▸ WHAT YOU SHOULD DO:
Which lines contain the string "text"? Please list every one of them.

— start of RECORDS SUPPLIED —

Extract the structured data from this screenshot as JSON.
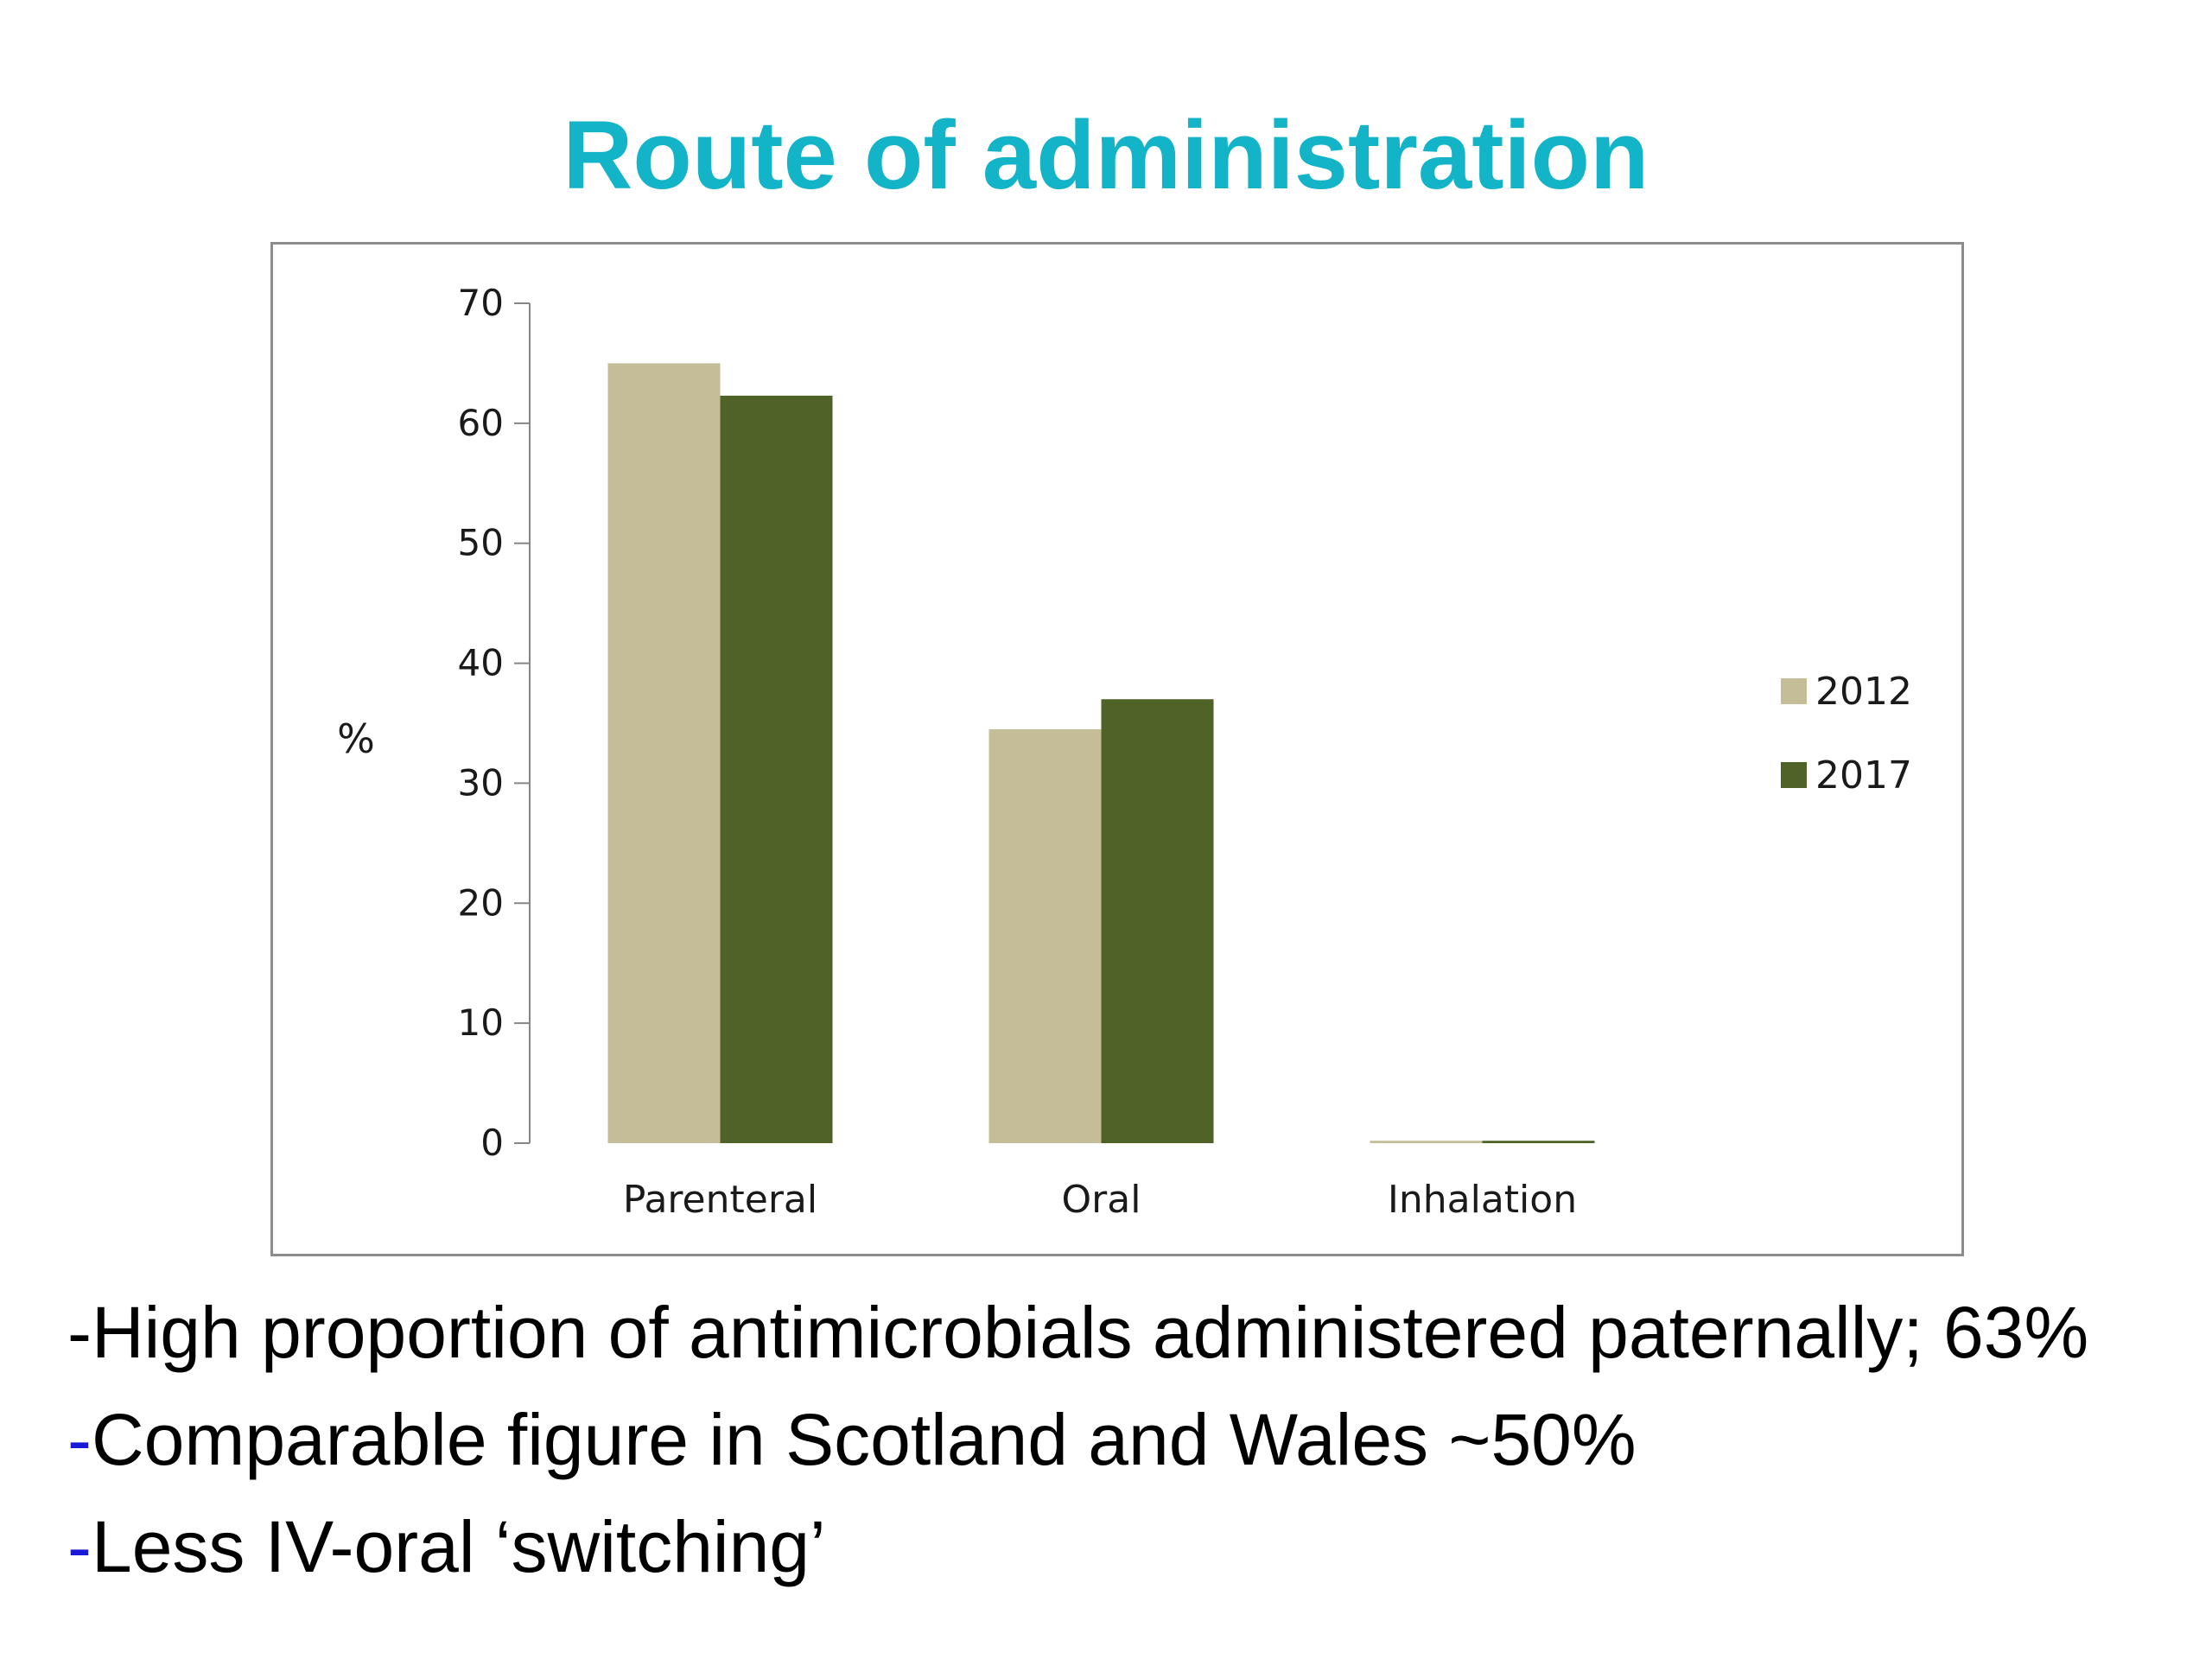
{
  "slide": {
    "title": "Route of administration",
    "title_color": "#14b4c8"
  },
  "chart_data": {
    "type": "bar",
    "title": "",
    "xlabel": "",
    "ylabel": "%",
    "ylim": [
      0,
      70
    ],
    "yticks": [
      0,
      10,
      20,
      30,
      40,
      50,
      60,
      70
    ],
    "categories": [
      "Parenteral",
      "Oral",
      "Inhalation"
    ],
    "series": [
      {
        "name": "2012",
        "color": "#c4bd97",
        "values": [
          65,
          34.5,
          0.2
        ]
      },
      {
        "name": "2017",
        "color": "#4f6228",
        "values": [
          62.3,
          37,
          0.2
        ]
      }
    ],
    "legend_position": "right",
    "grid": false
  },
  "bullets": [
    {
      "dash": "-",
      "dash_color": "#000000",
      "text": "High proportion of antimicrobials administered paternally; 63%"
    },
    {
      "dash": "-",
      "dash_color": "#1a1ad6",
      "text": "Comparable figure in Scotland and Wales ~50%"
    },
    {
      "dash": "-",
      "dash_color": "#1a1ad6",
      "text": "Less IV-oral ‘switching’"
    }
  ]
}
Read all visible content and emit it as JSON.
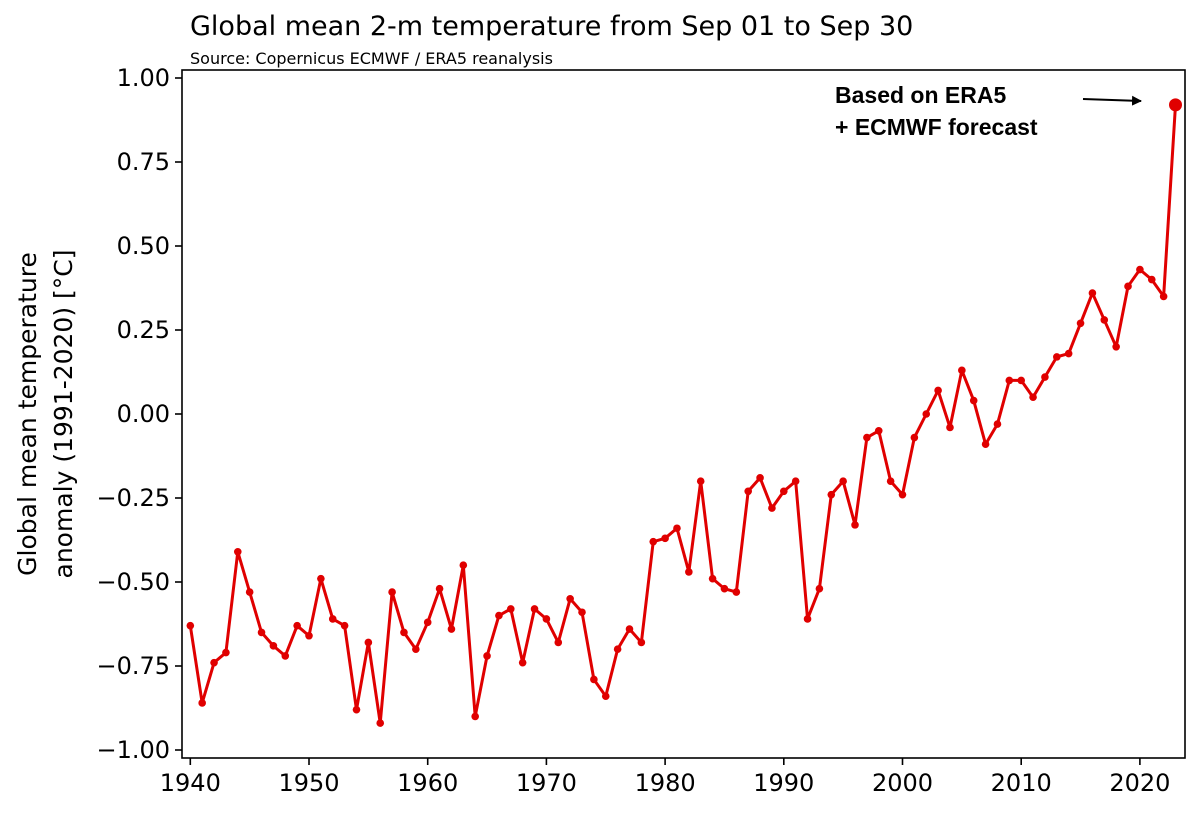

— end of RECORDS SUPPLIED —

▸ PROBLEM SOLUTION:
      "text": "High proportion of antimicrobials administered paternally; 63%"
      "text": "Comparable figure in Scotland and Wales ~50%"
      "text": "Less IV-oral ‘switching’"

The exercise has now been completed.